> What this task involves: Search the records for the word "name" and pick out every line that has it.

> Extracted data:
..............................

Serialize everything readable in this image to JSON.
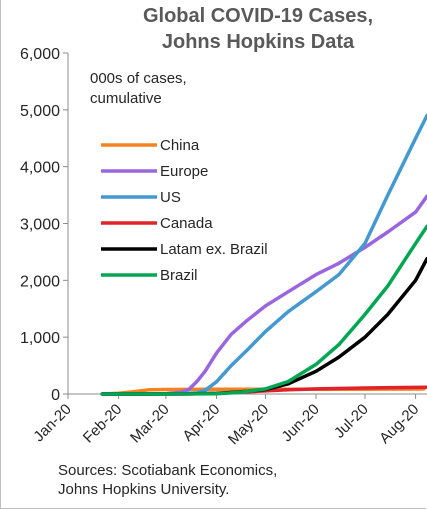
{
  "chart_data": {
    "type": "line",
    "title": [
      "Global COVID-19 Cases,",
      "Johns Hopkins Data"
    ],
    "annotation": [
      "000s of cases,",
      "cumulative"
    ],
    "sources": [
      "Sources: Scotiabank Economics,",
      "Johns Hopkins University."
    ],
    "xlabel": "",
    "ylabel": "",
    "ylim": [
      0,
      6000
    ],
    "y_ticks": [
      0,
      1000,
      2000,
      3000,
      4000,
      5000,
      6000
    ],
    "y_tick_labels": [
      "0",
      "1,000",
      "2,000",
      "3,000",
      "4,000",
      "5,000",
      "6,000"
    ],
    "x_range": [
      "2020-01-01",
      "2020-08-08"
    ],
    "x_ticks": [
      "2020-01-01",
      "2020-02-01",
      "2020-03-01",
      "2020-04-01",
      "2020-05-01",
      "2020-06-01",
      "2020-07-01",
      "2020-08-01"
    ],
    "x_tick_labels": [
      "Jan-20",
      "Feb-20",
      "Mar-20",
      "Apr-20",
      "May-20",
      "Jun-20",
      "Jul-20",
      "Aug-20"
    ],
    "grid": false,
    "legend_position": "left",
    "series": [
      {
        "name": "China",
        "color": "#f58220",
        "points": [
          [
            "2020-01-22",
            0
          ],
          [
            "2020-02-01",
            12
          ],
          [
            "2020-02-10",
            40
          ],
          [
            "2020-02-20",
            75
          ],
          [
            "2020-03-01",
            80
          ],
          [
            "2020-04-01",
            82
          ],
          [
            "2020-05-01",
            84
          ],
          [
            "2020-06-01",
            84
          ],
          [
            "2020-07-01",
            85
          ],
          [
            "2020-08-06",
            88
          ]
        ]
      },
      {
        "name": "Europe",
        "color": "#9966e0",
        "points": [
          [
            "2020-01-22",
            0
          ],
          [
            "2020-03-01",
            5
          ],
          [
            "2020-03-10",
            30
          ],
          [
            "2020-03-15",
            80
          ],
          [
            "2020-03-20",
            220
          ],
          [
            "2020-03-25",
            400
          ],
          [
            "2020-04-01",
            720
          ],
          [
            "2020-04-10",
            1050
          ],
          [
            "2020-04-20",
            1300
          ],
          [
            "2020-05-01",
            1550
          ],
          [
            "2020-05-15",
            1800
          ],
          [
            "2020-06-01",
            2100
          ],
          [
            "2020-06-15",
            2300
          ],
          [
            "2020-07-01",
            2580
          ],
          [
            "2020-07-15",
            2850
          ],
          [
            "2020-08-01",
            3200
          ],
          [
            "2020-08-08",
            3480
          ]
        ]
      },
      {
        "name": "US",
        "color": "#4499d0",
        "points": [
          [
            "2020-01-22",
            0
          ],
          [
            "2020-03-10",
            1
          ],
          [
            "2020-03-20",
            20
          ],
          [
            "2020-03-25",
            65
          ],
          [
            "2020-04-01",
            215
          ],
          [
            "2020-04-10",
            500
          ],
          [
            "2020-04-20",
            780
          ],
          [
            "2020-05-01",
            1100
          ],
          [
            "2020-05-15",
            1450
          ],
          [
            "2020-06-01",
            1800
          ],
          [
            "2020-06-15",
            2100
          ],
          [
            "2020-07-01",
            2650
          ],
          [
            "2020-07-15",
            3500
          ],
          [
            "2020-08-01",
            4500
          ],
          [
            "2020-08-08",
            4900
          ]
        ]
      },
      {
        "name": "Canada",
        "color": "#e0232a",
        "points": [
          [
            "2020-01-22",
            0
          ],
          [
            "2020-03-15",
            1
          ],
          [
            "2020-04-01",
            10
          ],
          [
            "2020-04-15",
            30
          ],
          [
            "2020-05-01",
            55
          ],
          [
            "2020-05-15",
            75
          ],
          [
            "2020-06-01",
            90
          ],
          [
            "2020-07-01",
            105
          ],
          [
            "2020-08-08",
            120
          ]
        ]
      },
      {
        "name": "Latam ex. Brazil",
        "color": "#000000",
        "points": [
          [
            "2020-01-22",
            0
          ],
          [
            "2020-03-15",
            1
          ],
          [
            "2020-04-01",
            10
          ],
          [
            "2020-04-15",
            35
          ],
          [
            "2020-05-01",
            80
          ],
          [
            "2020-05-15",
            180
          ],
          [
            "2020-06-01",
            400
          ],
          [
            "2020-06-15",
            650
          ],
          [
            "2020-07-01",
            1000
          ],
          [
            "2020-07-15",
            1400
          ],
          [
            "2020-08-01",
            2000
          ],
          [
            "2020-08-08",
            2380
          ]
        ]
      },
      {
        "name": "Brazil",
        "color": "#00a651",
        "points": [
          [
            "2020-01-22",
            0
          ],
          [
            "2020-03-20",
            1
          ],
          [
            "2020-04-01",
            6
          ],
          [
            "2020-04-15",
            28
          ],
          [
            "2020-05-01",
            90
          ],
          [
            "2020-05-15",
            220
          ],
          [
            "2020-06-01",
            520
          ],
          [
            "2020-06-15",
            870
          ],
          [
            "2020-07-01",
            1400
          ],
          [
            "2020-07-15",
            1900
          ],
          [
            "2020-08-01",
            2650
          ],
          [
            "2020-08-08",
            2950
          ]
        ]
      }
    ]
  }
}
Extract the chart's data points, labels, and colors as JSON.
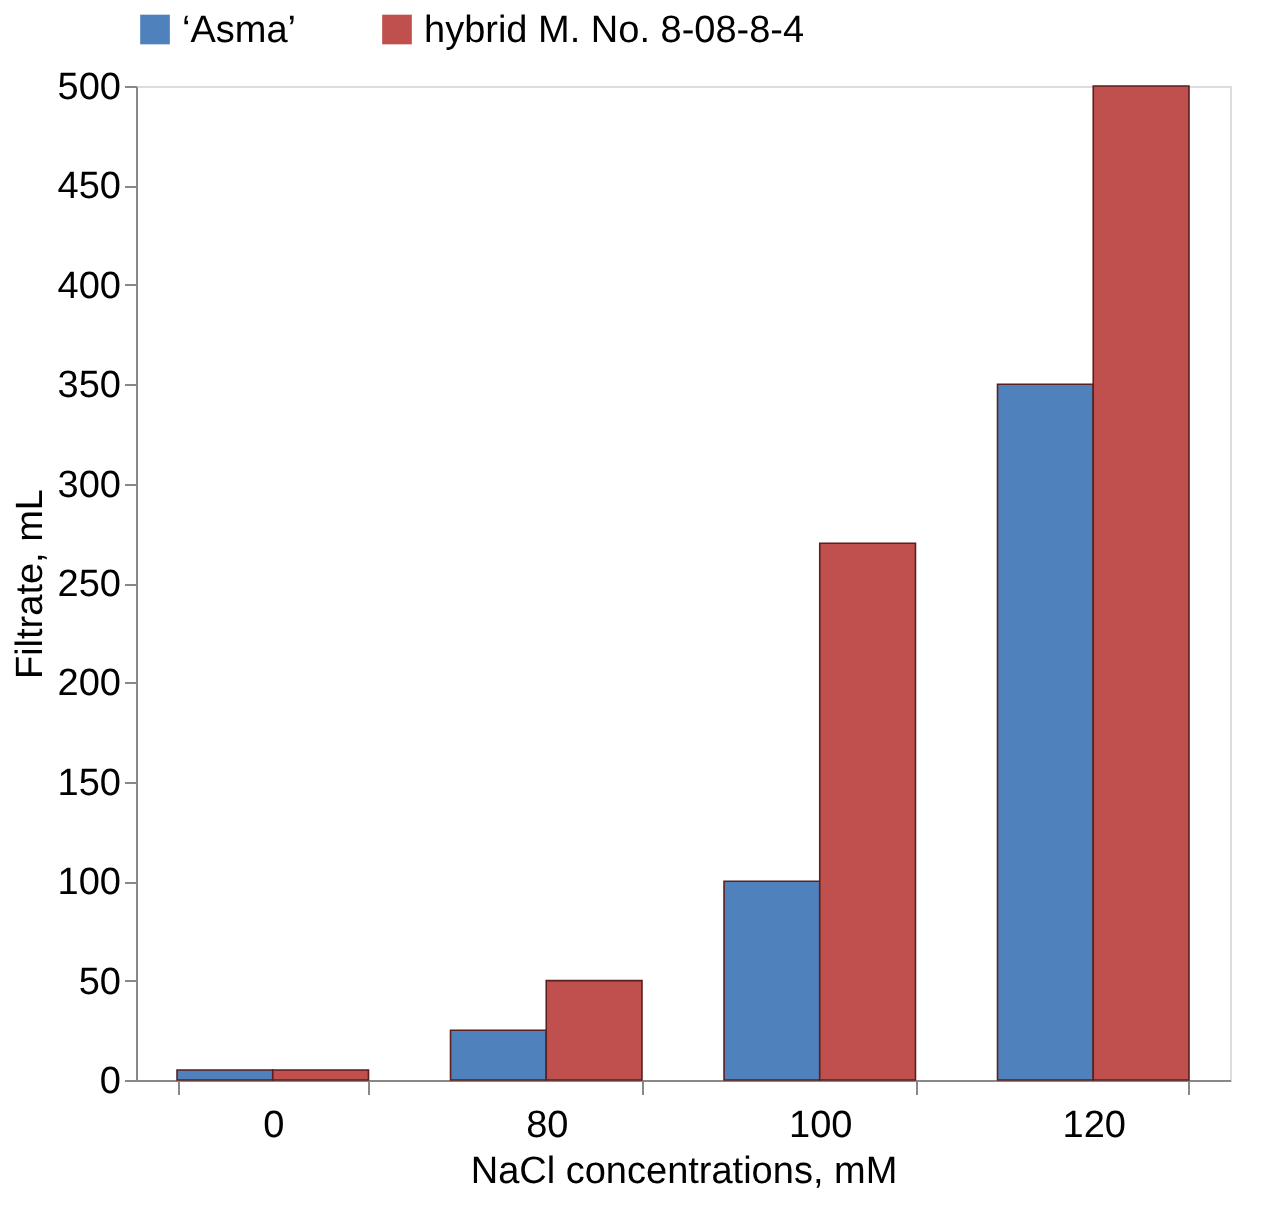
{
  "chart_data": {
    "type": "bar",
    "xlabel": "NaCl concentrations, mM",
    "ylabel": "Filtrate, mL",
    "categories": [
      "0",
      "80",
      "100",
      "120"
    ],
    "series": [
      {
        "name": "‘Asma’",
        "color": "#4f81bd",
        "values": [
          5,
          25,
          100,
          350
        ]
      },
      {
        "name": "hybrid M.  No. 8-08-8-4",
        "color": "#c0504d",
        "values": [
          5,
          50,
          270,
          500
        ]
      }
    ],
    "ylim": [
      0,
      500
    ],
    "yticks": [
      0,
      50,
      100,
      150,
      200,
      250,
      300,
      350,
      400,
      450,
      500
    ],
    "grid": false,
    "legend": "top"
  }
}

..............................

> Written reply:
        "name": "China",
        "name": "Europe",
        "name": "US",
        "name": "Canada",
        "name": "Latam ex. Brazil",
        "name": "Brazil",
        "name": "‘Asma’",
        "name": "hybrid M.  No. 8-08-8-4",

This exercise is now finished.